Copy each line below in which the string "novembre" occurs.

* RECORD EXTRACTS *
--

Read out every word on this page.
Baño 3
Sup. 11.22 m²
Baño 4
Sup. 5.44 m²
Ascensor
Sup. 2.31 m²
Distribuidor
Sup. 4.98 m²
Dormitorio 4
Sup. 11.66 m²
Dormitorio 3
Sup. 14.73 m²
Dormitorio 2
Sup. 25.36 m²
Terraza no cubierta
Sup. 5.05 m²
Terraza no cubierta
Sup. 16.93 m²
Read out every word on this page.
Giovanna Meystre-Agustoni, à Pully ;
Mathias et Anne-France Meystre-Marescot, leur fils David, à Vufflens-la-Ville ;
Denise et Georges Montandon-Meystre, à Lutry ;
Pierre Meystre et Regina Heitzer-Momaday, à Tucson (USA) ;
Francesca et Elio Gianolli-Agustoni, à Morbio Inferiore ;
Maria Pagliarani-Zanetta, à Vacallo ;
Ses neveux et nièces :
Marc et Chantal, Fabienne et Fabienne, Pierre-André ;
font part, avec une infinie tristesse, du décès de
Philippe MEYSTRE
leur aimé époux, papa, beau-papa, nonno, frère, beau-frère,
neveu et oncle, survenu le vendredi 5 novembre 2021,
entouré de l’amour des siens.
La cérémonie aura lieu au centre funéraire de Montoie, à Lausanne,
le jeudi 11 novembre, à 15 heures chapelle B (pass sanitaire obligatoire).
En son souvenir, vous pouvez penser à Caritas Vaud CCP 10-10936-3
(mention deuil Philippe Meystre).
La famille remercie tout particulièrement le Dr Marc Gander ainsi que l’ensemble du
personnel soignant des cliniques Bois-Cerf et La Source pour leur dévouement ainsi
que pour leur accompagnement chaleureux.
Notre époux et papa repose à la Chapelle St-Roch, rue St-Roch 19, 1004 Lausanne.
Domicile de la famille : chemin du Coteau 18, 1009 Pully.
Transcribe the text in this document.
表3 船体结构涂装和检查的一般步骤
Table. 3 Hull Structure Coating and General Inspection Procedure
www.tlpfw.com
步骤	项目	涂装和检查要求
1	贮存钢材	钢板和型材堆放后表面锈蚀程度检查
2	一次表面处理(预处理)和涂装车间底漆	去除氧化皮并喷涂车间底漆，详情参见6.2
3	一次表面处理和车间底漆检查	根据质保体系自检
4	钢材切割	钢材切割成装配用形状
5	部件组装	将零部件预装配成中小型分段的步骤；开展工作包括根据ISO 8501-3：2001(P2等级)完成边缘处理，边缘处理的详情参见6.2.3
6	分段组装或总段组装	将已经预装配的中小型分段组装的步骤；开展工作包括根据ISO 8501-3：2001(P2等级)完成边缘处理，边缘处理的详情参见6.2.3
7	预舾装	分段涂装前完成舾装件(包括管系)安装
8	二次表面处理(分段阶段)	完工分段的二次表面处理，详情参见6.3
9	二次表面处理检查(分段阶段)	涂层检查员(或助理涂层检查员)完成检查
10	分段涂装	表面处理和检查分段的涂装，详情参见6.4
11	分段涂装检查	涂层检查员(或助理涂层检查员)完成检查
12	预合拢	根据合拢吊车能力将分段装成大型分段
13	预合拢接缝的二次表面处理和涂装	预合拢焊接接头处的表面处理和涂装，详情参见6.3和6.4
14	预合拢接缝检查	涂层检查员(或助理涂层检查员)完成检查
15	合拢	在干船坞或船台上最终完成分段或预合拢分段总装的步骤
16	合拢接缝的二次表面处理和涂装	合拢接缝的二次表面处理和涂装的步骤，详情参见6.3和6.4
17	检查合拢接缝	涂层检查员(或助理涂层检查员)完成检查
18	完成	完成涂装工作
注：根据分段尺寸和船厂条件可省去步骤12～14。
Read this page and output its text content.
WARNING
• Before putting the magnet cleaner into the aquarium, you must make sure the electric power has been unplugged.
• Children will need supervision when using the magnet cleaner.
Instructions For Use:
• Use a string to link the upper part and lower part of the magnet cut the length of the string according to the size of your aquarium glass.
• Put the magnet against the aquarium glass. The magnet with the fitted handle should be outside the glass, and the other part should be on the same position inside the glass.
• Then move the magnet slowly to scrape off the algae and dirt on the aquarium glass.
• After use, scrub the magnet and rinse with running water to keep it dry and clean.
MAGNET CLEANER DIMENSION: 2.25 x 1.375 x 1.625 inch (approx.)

--

* FINISHED ANSWER *
neveu et oncle, survenu le vendredi 5 novembre 2021,
le jeudi 11 novembre, à 15 heures chapelle B (pass sanitaire obligatoire).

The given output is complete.